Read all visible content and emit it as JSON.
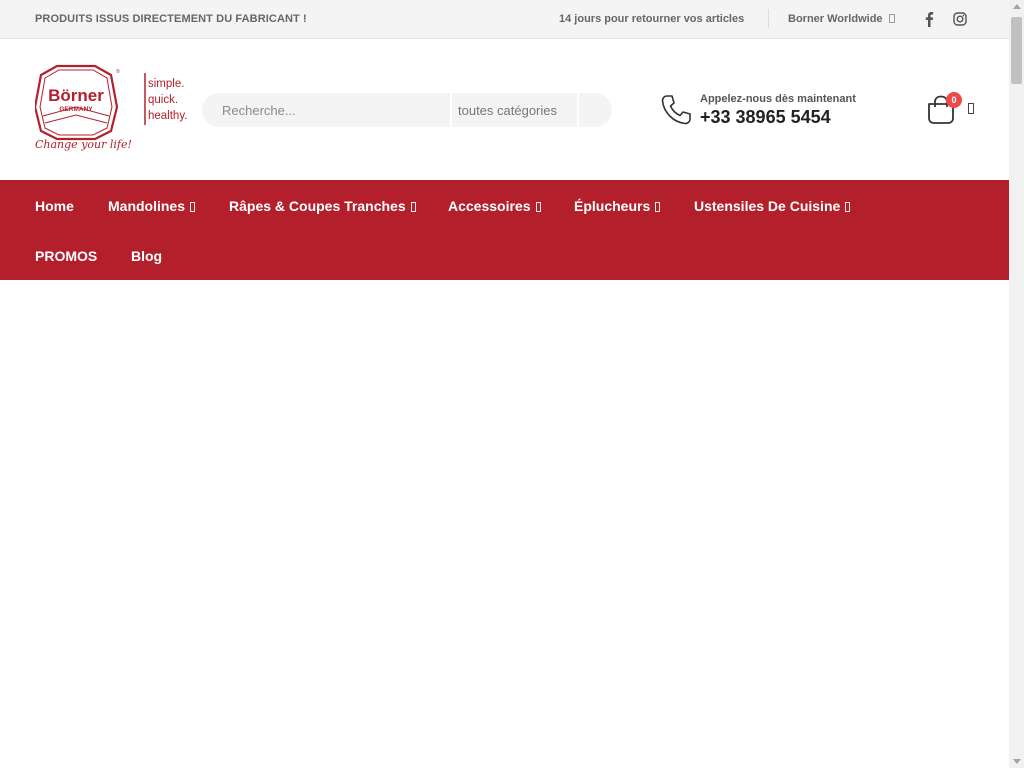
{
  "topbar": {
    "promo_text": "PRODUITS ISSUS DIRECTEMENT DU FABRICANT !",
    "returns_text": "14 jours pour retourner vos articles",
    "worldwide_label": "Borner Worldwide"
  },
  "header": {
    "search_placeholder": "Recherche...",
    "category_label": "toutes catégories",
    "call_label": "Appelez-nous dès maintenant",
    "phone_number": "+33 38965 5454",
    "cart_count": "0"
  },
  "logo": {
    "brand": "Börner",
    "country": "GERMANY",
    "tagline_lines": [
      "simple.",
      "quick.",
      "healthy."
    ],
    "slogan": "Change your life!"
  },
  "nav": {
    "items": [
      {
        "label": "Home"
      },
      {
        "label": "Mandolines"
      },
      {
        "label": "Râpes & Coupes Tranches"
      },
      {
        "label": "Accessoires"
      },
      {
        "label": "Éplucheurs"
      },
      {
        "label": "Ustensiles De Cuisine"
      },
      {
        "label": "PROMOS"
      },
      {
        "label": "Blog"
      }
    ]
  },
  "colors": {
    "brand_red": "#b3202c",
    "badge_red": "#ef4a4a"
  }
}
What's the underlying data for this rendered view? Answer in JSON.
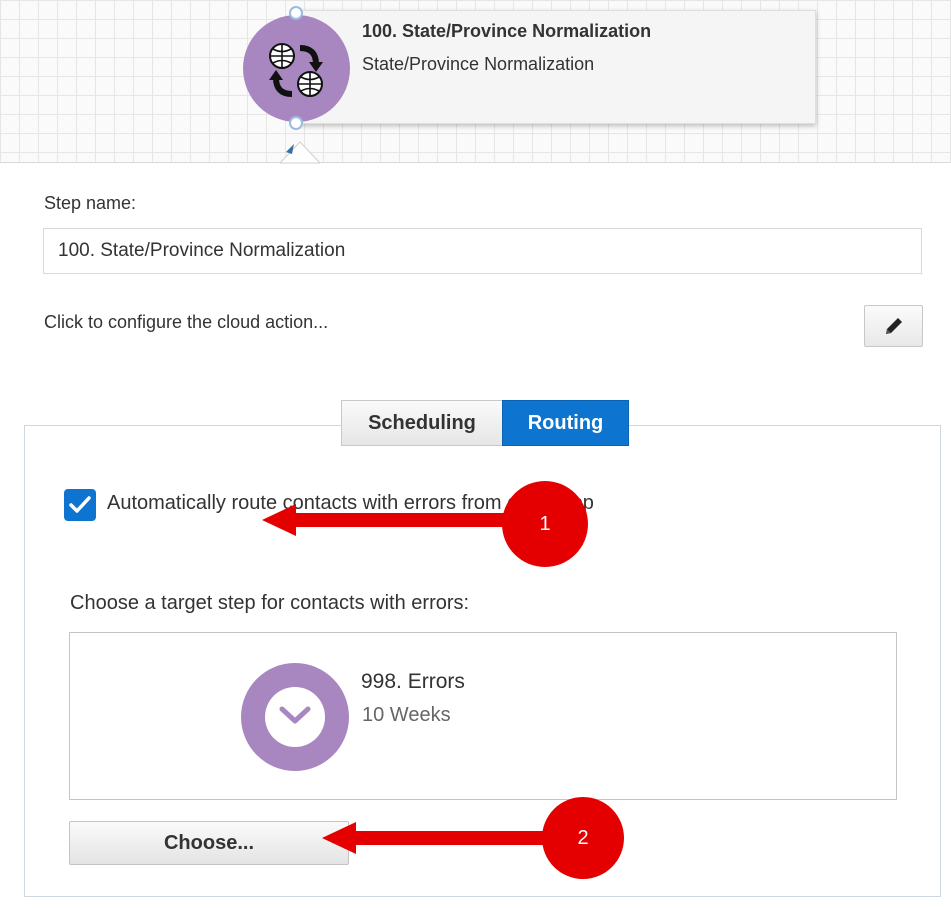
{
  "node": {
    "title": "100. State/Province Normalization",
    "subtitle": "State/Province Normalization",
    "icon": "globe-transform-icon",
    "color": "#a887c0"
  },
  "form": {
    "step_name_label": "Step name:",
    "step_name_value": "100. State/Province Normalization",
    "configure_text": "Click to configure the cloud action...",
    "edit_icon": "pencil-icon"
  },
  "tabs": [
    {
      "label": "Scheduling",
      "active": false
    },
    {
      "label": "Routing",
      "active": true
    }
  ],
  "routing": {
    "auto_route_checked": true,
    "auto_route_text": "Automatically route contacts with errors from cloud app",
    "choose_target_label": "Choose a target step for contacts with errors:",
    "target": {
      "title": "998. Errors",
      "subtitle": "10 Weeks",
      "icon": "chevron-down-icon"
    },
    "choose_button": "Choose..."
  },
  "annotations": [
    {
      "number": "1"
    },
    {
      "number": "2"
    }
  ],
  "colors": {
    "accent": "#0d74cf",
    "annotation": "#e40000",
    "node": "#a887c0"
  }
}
• • • • • • •
Where a line in the material contains "contacts", copy that line.

Output for this task =
    "auto_route_text": "Automatically route contacts with errors from cloud app",
    "choose_target_label": "Choose a target step for contacts with errors:",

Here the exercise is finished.